# Text block
________________________

On 30/09/15 10:00, Dave Taht wrote:
> On Wed, Sep 30, 2015 at 1:50 AM, Bob Briscoe <<>> wrote:
>> Andrew,
>> I am also not so interested in an AQM dealing directly with unresponsive
>> traffic - I prefer to keep policing and AQM as separately deployable
>> functions, because AQM should be policy-neutral, whereas policing inherently
>> involves policy.
>> My concern was merely that CoDel's linear increase in drop probability can
>> take a long time to reach where it intends to get to. I would have thought
>> some form of exponential increase, or at least super-linear, would have been
>> more responsive to changing traffic conditions. I.e., rather than have to
>> answer the question "how quickly should drop probability increase?", make it
>> increase increasingly quickly.

________________________

# Supplied entries
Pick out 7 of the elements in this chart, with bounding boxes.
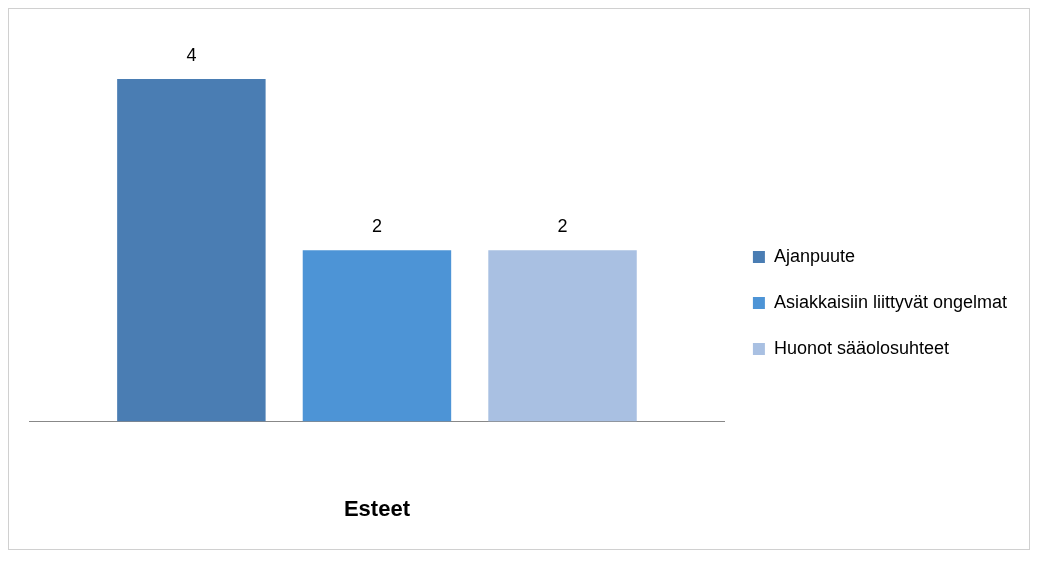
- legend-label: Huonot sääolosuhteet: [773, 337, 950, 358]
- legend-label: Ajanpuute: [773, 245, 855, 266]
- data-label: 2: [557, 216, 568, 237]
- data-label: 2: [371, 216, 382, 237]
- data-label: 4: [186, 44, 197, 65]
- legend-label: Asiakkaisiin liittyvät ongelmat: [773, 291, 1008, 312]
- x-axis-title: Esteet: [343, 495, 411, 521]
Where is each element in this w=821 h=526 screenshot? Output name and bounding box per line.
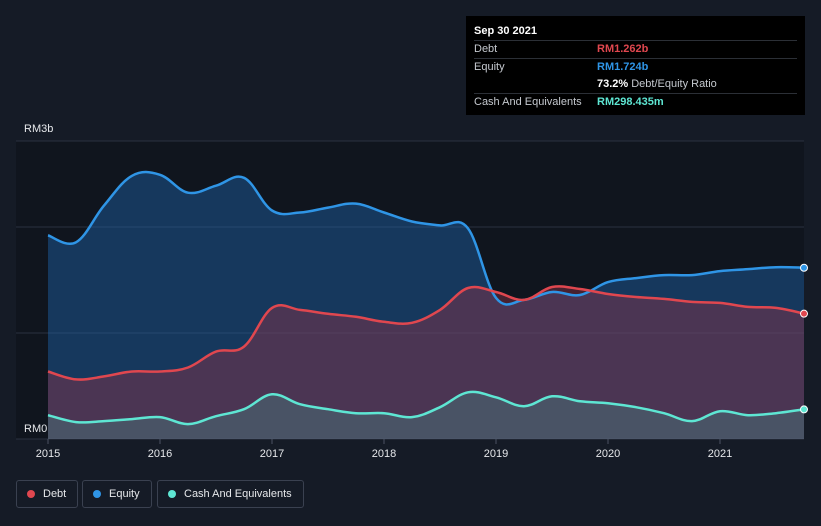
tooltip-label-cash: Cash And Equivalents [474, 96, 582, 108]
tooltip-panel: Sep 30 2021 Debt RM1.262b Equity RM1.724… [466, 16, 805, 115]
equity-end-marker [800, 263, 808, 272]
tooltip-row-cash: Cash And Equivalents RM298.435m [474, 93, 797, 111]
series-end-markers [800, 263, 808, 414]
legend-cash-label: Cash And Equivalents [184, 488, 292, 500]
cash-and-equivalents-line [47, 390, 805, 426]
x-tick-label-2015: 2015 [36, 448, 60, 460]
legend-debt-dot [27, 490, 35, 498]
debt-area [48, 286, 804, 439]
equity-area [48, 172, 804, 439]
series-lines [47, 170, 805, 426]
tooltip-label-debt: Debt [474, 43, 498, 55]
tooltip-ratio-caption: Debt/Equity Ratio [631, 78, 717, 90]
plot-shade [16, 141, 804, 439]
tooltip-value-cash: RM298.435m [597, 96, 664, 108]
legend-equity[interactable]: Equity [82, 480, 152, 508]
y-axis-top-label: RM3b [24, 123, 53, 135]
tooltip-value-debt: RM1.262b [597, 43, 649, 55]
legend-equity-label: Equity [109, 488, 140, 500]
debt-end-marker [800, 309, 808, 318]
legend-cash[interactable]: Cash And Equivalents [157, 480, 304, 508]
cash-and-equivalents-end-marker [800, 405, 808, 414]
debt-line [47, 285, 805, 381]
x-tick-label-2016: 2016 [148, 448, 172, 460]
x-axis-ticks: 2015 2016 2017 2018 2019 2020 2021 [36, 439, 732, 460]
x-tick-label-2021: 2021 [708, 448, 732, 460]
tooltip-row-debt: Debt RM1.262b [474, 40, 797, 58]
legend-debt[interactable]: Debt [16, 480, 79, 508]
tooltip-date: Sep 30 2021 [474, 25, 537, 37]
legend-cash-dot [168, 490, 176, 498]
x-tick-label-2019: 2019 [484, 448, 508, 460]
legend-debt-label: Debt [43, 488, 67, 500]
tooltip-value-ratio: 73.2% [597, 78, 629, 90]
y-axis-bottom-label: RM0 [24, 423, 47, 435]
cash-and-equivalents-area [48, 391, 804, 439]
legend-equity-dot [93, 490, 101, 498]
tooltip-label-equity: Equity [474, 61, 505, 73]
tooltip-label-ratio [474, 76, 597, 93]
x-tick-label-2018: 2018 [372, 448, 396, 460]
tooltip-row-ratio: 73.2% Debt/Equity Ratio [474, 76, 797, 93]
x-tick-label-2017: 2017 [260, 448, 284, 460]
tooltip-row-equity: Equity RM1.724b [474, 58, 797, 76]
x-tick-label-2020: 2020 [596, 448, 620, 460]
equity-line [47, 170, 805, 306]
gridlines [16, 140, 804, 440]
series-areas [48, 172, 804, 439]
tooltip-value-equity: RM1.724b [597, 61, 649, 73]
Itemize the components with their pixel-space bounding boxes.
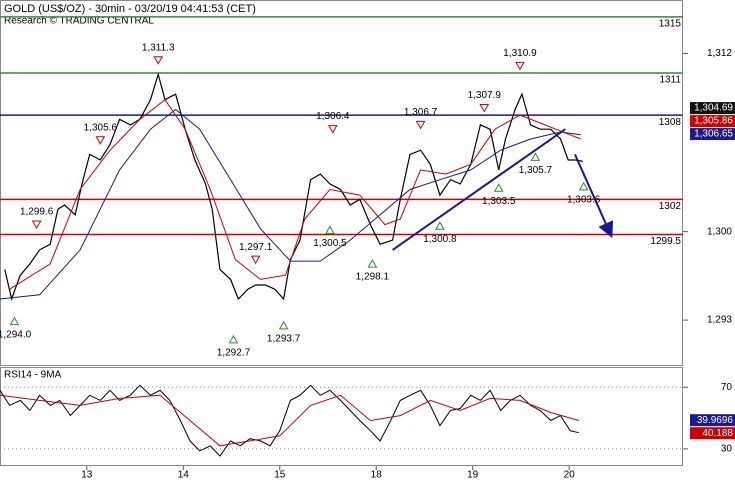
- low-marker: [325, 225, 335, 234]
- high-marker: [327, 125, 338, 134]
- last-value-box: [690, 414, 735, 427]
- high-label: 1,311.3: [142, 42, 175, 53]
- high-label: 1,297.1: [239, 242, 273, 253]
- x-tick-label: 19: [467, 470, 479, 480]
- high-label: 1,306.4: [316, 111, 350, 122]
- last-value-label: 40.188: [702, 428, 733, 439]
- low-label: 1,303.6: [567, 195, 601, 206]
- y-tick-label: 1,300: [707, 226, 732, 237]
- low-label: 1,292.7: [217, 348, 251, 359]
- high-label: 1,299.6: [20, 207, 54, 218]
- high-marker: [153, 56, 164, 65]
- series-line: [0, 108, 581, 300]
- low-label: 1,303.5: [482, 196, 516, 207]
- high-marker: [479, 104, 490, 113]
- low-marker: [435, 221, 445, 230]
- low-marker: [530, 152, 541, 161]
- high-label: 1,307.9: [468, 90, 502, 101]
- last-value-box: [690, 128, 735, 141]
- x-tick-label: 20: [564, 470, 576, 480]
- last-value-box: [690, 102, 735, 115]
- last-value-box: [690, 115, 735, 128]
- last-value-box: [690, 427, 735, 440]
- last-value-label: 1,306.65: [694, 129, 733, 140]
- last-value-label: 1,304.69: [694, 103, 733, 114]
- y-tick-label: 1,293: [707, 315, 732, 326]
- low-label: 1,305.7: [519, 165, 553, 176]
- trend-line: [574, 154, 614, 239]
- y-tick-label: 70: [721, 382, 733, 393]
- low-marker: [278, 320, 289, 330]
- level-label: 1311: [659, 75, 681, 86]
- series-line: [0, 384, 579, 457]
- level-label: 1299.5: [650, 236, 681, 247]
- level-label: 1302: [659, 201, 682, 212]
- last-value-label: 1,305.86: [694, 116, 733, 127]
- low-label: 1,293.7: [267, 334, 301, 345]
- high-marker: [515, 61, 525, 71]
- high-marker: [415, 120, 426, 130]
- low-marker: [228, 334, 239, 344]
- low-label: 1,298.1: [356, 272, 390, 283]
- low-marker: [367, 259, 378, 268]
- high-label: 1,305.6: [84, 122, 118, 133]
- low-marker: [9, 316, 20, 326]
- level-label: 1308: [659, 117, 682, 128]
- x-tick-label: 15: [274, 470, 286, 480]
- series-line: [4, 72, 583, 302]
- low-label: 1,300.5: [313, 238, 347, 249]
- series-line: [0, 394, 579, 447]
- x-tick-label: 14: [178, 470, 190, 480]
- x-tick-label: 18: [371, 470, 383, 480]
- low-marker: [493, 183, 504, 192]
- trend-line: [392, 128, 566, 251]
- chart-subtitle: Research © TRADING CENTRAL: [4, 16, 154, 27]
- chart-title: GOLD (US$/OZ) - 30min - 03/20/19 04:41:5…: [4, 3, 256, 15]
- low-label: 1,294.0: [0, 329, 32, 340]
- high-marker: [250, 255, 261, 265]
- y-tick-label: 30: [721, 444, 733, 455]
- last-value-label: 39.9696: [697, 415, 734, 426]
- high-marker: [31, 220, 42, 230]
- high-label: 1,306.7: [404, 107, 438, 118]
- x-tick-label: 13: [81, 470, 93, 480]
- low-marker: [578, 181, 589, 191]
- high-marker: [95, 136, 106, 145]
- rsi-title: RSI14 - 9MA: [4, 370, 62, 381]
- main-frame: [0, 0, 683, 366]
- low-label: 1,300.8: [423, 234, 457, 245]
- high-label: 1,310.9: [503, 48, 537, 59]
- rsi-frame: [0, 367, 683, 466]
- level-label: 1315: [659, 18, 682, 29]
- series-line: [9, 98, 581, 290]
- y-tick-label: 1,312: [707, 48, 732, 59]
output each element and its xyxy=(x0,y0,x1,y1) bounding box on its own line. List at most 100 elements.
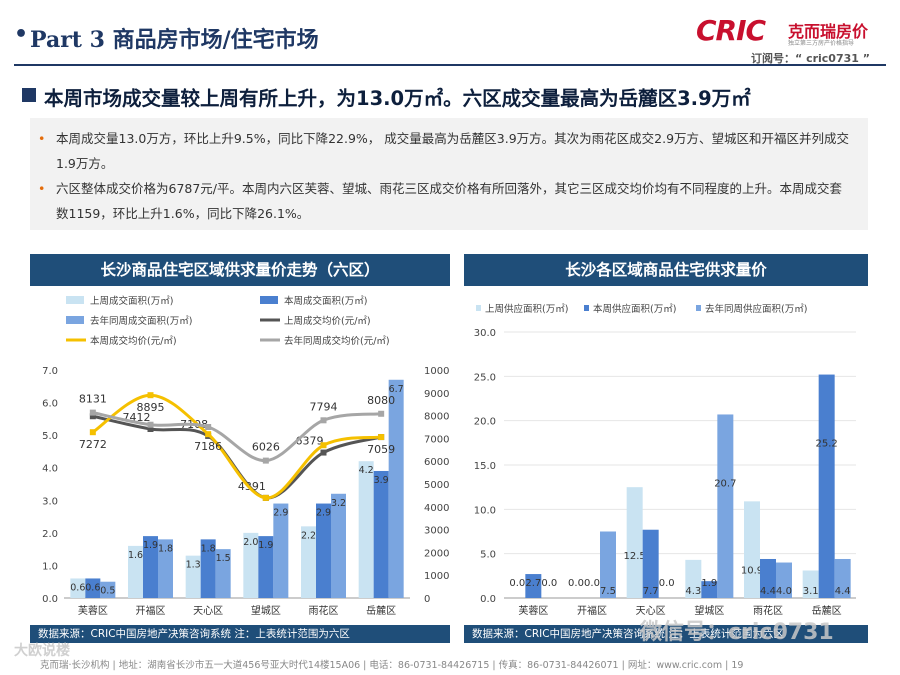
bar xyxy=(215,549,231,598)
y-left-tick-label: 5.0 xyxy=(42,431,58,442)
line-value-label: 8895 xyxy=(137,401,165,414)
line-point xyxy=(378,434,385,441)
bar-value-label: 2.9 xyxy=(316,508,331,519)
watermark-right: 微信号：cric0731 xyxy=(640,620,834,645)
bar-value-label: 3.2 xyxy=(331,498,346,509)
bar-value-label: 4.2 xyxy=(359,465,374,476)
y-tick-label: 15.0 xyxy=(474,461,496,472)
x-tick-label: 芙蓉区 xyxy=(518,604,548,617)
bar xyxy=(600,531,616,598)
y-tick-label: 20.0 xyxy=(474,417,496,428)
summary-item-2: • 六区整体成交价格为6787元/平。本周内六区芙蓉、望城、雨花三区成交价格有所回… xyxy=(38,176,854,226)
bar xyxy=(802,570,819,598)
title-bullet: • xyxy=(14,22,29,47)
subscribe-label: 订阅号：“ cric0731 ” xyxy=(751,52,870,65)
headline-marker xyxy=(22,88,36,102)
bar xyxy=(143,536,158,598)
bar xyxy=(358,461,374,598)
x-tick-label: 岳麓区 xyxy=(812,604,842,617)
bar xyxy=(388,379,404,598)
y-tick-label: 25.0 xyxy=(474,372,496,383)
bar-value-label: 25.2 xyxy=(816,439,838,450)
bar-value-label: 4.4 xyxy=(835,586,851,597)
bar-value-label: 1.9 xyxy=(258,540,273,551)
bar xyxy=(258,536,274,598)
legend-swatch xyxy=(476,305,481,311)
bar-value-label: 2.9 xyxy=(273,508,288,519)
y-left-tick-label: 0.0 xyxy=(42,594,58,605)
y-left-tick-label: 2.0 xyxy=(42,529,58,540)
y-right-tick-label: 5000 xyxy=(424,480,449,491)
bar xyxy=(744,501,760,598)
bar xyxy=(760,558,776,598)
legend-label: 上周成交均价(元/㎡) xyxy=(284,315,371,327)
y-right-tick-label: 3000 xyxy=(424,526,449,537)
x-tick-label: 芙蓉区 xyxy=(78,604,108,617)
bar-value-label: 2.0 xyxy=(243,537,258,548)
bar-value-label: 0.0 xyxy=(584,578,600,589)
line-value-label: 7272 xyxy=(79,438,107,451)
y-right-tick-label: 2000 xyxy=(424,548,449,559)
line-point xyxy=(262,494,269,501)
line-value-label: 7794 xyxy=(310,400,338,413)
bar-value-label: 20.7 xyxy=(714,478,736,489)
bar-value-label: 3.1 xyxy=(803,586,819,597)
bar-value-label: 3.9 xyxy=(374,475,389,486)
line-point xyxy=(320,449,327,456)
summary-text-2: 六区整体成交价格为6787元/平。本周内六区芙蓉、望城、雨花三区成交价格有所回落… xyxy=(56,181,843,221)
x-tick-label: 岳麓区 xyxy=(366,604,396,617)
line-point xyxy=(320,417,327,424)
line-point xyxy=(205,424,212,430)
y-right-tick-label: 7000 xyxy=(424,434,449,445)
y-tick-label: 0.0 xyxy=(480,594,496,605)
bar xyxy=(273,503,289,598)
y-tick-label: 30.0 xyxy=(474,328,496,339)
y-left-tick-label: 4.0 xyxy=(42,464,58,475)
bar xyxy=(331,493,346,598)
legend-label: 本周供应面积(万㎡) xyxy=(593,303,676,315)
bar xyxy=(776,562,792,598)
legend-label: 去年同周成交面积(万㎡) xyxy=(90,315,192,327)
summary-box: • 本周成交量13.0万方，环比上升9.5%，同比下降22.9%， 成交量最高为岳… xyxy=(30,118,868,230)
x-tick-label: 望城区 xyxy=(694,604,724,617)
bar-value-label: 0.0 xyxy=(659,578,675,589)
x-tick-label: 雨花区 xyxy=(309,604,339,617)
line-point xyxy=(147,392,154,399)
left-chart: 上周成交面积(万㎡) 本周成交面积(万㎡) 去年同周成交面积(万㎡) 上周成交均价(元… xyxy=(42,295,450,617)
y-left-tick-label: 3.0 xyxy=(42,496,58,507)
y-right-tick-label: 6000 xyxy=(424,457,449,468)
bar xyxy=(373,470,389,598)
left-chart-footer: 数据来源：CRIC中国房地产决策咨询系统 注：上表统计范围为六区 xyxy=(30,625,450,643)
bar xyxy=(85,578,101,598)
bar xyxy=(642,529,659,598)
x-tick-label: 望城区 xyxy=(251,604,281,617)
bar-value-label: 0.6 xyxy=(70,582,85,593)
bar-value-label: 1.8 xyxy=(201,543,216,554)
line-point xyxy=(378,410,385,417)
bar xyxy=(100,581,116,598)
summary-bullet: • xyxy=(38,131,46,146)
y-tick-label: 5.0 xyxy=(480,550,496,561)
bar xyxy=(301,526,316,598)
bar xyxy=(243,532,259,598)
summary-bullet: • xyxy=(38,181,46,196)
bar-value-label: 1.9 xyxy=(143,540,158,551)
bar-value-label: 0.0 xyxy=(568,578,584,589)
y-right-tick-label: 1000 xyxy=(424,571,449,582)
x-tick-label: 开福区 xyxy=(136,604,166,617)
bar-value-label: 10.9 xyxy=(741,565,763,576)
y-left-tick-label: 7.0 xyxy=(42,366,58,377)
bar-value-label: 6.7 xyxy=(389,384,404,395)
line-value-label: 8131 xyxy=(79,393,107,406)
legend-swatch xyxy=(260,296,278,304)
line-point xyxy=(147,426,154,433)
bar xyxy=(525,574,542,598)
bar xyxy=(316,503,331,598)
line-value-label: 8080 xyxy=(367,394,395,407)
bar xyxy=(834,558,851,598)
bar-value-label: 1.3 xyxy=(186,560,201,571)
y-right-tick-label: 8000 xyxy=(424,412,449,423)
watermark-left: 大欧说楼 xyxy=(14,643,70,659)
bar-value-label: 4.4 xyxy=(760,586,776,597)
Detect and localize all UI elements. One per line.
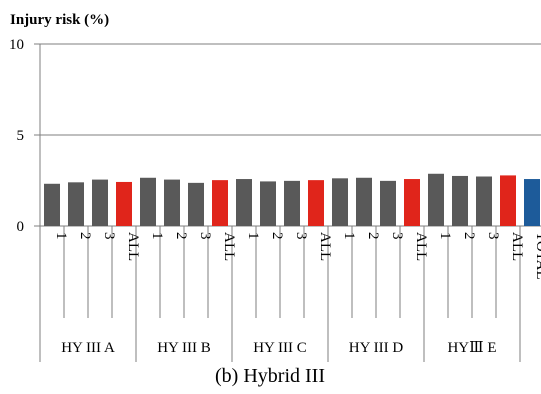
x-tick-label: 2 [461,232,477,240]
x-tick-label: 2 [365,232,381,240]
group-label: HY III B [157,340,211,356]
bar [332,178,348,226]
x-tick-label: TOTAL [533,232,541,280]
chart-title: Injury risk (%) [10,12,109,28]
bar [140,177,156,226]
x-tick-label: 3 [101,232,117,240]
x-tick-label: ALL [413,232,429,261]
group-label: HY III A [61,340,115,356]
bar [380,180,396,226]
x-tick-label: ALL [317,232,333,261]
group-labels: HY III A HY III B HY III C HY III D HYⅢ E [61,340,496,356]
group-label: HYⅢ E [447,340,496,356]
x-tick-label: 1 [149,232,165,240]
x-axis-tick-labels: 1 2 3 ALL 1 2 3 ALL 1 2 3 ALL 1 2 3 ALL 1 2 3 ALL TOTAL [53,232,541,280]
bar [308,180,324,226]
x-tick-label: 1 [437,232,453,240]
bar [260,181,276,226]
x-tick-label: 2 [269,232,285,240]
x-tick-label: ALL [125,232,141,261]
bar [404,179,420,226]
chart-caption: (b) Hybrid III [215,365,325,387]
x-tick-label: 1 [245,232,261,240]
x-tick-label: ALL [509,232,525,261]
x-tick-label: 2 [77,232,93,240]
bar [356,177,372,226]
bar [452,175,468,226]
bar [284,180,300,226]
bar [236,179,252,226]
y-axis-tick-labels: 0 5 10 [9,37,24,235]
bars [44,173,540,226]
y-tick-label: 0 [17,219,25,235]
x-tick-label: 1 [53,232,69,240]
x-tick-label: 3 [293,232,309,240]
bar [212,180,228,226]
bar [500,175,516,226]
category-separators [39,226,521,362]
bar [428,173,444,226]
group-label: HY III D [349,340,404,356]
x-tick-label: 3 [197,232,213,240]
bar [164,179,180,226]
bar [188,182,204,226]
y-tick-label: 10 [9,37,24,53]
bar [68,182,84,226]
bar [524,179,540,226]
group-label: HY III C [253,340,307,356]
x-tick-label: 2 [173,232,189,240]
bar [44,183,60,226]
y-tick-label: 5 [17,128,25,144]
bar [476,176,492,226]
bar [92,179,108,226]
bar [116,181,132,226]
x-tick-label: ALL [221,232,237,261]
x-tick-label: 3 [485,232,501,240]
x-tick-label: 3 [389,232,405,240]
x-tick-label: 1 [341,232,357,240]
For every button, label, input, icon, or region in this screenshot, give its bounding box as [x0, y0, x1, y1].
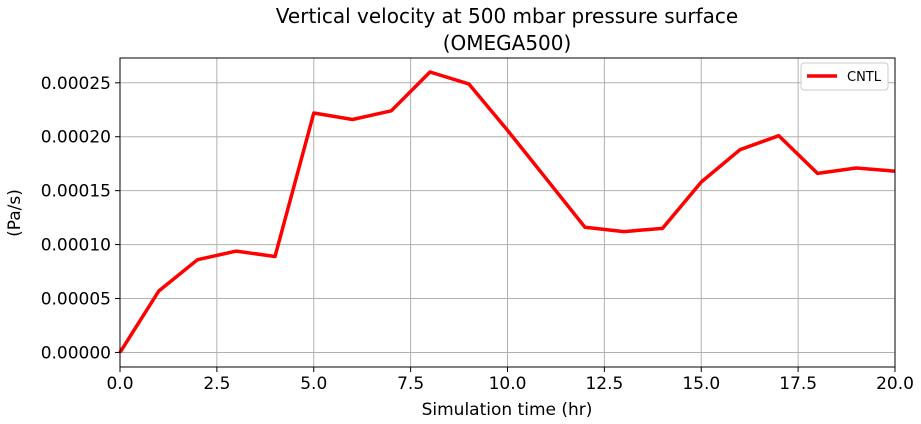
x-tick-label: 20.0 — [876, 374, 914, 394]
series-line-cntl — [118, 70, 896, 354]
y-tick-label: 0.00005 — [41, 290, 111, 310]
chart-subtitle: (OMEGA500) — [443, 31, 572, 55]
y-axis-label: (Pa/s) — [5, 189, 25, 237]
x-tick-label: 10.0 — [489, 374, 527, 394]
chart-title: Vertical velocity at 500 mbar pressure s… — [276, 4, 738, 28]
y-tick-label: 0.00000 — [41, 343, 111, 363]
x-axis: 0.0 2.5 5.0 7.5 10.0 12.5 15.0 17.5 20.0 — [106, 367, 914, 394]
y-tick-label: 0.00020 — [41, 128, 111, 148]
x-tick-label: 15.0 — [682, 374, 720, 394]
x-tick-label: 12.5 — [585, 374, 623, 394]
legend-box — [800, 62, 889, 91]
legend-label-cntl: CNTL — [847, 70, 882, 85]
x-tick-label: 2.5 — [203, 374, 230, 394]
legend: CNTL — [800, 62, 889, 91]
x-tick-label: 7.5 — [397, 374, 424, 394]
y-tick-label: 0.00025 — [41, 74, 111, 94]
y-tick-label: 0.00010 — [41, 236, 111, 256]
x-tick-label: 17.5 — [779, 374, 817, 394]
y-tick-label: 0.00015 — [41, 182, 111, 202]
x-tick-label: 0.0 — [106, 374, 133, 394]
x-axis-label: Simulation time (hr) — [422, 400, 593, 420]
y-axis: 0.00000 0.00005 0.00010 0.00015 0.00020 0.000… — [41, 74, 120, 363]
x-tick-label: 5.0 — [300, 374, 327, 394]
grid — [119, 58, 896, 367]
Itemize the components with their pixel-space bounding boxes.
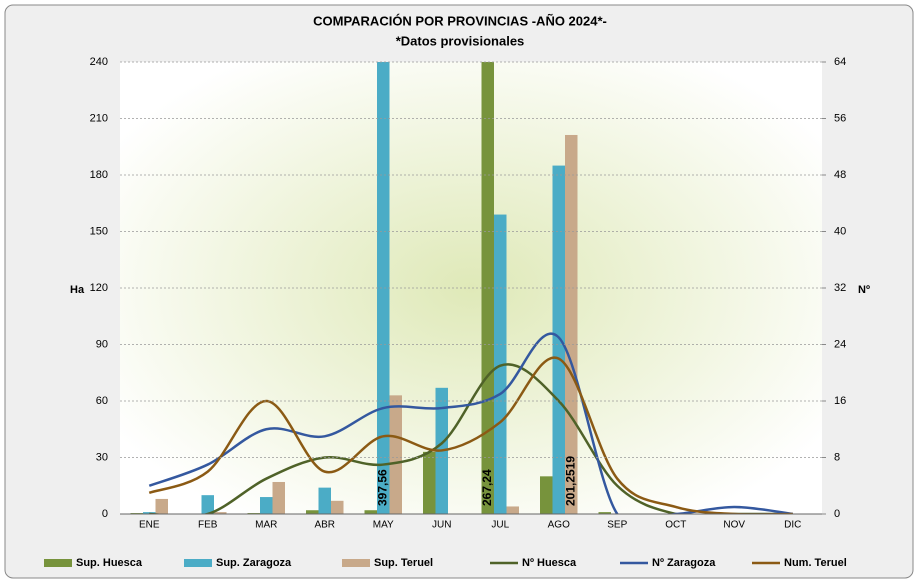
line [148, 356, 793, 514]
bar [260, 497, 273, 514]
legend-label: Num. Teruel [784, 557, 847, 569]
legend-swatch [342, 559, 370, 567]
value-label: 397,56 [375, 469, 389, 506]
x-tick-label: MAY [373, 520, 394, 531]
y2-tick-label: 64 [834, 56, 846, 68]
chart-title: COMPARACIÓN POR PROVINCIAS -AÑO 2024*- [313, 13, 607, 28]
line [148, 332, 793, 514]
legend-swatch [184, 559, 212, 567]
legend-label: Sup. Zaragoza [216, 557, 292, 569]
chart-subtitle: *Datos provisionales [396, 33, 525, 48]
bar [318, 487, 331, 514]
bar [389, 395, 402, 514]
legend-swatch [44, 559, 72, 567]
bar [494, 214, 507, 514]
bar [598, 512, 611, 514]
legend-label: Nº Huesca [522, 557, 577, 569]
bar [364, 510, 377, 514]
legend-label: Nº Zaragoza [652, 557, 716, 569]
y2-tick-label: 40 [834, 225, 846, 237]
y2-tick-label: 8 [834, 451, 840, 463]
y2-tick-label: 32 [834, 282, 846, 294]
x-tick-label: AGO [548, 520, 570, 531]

________________________

# Instruction
Return the part of the email about CoDel from "On 30/09/15 10:00, Dave" to "increase increasingly quickly.", word for word.

# Result of this exercise
On 30/09/15 10:00, Dave Taht wrote:
> On Wed, Sep 30, 2015 at 1:50 AM, Bob Briscoe <<>> wrote:
>> Andrew,
>> I am also not so interested in an AQM dealing directly with unresponsive
>> traffic - I prefer to keep policing and AQM as separately deployable
>> functions, because AQM should be policy-neutral, whereas policing inherently
>> involves policy.
>> My concern was merely that CoDel's linear increase in drop probability can
>> take a long time to reach where it intends to get to. I would have thought
>> some form of exponential increase, or at least super-linear, would have been
>> more responsive to changing traffic conditions. I.e., rather than have to
>> answer the question "how quickly should drop probability increase?", make it
>> increase increasingly quickly.